··· Records supplied ···

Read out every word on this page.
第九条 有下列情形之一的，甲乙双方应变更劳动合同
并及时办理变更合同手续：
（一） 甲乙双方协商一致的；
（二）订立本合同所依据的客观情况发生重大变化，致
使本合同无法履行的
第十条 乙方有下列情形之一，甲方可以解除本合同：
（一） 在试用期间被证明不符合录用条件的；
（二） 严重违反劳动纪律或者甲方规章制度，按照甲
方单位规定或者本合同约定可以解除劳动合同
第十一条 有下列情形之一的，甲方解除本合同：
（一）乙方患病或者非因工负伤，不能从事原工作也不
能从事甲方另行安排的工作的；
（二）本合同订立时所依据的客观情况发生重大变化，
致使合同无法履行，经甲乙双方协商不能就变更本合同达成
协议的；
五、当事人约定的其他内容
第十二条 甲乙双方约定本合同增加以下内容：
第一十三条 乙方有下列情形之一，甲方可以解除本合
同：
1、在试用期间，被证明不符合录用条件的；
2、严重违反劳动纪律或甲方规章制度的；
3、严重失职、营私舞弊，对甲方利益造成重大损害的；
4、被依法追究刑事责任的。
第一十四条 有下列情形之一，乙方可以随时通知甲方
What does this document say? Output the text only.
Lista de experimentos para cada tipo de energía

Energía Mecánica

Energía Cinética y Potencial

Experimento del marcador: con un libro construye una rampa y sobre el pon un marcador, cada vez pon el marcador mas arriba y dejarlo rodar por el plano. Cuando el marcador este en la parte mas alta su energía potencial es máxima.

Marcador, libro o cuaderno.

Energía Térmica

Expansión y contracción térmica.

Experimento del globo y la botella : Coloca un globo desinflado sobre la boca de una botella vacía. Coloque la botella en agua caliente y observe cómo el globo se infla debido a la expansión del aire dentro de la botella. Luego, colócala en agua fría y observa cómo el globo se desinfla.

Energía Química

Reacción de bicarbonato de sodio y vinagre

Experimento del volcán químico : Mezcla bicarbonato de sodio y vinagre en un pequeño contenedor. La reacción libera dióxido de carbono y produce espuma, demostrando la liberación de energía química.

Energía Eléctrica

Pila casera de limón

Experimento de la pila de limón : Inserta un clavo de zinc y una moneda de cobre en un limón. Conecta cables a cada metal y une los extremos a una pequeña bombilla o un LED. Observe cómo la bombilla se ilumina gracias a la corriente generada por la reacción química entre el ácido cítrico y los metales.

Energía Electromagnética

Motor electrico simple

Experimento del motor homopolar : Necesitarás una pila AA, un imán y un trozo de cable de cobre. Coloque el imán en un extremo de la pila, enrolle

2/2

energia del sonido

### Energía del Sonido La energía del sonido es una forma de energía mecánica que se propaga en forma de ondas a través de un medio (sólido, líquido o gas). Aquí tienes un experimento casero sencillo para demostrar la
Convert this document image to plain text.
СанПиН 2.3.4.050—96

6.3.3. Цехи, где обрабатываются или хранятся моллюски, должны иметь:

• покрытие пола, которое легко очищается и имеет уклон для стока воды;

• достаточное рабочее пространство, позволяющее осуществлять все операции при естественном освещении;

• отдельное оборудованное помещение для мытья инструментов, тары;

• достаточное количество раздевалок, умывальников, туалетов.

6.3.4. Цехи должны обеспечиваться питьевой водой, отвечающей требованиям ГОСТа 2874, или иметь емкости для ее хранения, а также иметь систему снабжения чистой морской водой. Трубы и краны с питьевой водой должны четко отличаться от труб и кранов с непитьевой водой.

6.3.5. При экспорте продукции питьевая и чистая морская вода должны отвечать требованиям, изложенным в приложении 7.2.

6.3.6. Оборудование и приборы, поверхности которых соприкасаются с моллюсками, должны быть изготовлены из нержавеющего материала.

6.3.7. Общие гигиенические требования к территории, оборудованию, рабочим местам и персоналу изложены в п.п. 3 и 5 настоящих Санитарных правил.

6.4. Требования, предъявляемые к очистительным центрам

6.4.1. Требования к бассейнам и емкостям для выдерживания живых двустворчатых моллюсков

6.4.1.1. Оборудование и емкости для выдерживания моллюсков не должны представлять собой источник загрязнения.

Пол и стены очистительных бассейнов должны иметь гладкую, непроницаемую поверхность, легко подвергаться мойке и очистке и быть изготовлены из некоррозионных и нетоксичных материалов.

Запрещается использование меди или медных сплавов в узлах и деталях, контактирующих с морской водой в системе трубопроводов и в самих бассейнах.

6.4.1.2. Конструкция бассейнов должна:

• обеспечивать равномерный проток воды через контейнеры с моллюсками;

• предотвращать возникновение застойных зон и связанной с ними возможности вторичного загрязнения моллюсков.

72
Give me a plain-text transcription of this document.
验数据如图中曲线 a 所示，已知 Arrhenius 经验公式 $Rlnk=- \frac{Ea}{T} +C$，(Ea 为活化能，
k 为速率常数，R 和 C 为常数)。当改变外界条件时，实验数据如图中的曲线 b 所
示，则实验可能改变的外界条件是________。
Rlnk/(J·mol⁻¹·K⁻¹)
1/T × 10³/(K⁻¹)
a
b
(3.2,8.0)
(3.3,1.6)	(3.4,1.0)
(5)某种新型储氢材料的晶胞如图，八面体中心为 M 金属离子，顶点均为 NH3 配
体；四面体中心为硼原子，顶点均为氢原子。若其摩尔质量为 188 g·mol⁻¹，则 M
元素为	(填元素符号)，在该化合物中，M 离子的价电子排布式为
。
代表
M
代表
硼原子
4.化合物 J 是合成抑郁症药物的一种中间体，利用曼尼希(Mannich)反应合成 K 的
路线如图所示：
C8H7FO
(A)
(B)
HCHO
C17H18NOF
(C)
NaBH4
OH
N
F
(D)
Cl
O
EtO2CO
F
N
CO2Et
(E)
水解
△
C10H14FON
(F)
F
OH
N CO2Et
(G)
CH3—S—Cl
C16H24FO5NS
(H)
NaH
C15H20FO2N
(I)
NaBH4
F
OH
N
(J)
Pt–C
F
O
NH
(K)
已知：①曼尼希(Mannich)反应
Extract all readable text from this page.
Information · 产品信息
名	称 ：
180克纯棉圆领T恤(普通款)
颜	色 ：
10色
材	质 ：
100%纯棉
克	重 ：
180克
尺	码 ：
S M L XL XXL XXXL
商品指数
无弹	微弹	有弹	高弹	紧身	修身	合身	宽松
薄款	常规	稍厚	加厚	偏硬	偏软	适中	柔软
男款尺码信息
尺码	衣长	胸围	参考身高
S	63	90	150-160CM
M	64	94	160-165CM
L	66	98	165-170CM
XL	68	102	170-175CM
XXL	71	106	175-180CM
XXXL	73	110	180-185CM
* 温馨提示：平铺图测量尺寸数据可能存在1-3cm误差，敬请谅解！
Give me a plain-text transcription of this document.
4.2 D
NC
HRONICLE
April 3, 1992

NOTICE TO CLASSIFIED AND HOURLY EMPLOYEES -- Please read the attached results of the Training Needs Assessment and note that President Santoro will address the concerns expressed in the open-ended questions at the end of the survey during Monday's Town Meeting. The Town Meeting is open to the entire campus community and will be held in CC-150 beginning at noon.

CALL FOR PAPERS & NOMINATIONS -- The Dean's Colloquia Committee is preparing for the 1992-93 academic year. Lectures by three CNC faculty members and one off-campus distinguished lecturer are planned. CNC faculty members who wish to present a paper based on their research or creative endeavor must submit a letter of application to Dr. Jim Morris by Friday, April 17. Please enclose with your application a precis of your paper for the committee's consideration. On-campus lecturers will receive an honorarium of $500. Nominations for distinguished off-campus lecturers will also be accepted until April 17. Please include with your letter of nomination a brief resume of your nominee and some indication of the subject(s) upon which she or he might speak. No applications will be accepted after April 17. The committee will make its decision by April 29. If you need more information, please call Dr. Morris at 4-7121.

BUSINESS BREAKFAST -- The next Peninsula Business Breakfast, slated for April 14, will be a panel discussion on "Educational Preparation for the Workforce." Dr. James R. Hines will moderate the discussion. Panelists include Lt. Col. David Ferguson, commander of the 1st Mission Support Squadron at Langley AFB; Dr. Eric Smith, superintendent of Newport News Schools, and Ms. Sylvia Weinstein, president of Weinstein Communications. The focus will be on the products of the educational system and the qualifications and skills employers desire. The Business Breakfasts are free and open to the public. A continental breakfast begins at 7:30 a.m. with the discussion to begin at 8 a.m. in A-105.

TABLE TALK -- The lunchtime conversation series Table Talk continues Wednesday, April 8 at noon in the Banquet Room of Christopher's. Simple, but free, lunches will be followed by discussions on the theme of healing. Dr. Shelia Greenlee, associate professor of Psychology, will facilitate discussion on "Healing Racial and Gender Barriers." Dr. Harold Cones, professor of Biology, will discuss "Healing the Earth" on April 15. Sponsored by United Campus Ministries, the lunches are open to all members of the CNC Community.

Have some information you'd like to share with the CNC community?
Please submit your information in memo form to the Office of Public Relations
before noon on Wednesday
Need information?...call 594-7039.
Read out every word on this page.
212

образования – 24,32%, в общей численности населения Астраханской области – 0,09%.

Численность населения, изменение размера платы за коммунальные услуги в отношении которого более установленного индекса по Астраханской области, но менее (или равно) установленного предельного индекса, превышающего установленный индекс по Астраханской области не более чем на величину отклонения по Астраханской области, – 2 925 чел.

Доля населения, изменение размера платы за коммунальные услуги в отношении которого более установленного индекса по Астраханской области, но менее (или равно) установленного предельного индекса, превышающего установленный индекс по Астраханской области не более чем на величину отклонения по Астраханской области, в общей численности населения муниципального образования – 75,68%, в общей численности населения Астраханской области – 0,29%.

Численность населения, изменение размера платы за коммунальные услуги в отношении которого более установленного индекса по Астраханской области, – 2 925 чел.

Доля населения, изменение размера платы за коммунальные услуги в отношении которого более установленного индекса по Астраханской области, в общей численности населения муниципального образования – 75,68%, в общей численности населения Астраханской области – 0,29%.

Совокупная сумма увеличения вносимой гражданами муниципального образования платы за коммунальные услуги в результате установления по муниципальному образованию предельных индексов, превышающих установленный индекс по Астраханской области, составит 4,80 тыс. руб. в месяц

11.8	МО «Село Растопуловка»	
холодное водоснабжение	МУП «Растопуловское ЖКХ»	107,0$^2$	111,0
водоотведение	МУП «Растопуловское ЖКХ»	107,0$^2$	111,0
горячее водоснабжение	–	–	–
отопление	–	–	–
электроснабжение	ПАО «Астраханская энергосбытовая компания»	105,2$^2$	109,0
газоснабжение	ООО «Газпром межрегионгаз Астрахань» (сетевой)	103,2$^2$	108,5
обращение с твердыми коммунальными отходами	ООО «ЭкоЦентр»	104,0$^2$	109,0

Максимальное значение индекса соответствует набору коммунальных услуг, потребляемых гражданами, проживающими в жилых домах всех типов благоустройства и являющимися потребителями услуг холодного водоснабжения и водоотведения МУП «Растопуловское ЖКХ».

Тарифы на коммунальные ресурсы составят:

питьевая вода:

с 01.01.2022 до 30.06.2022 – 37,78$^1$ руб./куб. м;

···

> **What this task involves**: Where a line above holds the string "乙方有下列情形之一", show that line.

> **Reply**:
第十条 乙方有下列情形之一，甲方可以解除本合同：
第一十三条 乙方有下列情形之一，甲方可以解除本合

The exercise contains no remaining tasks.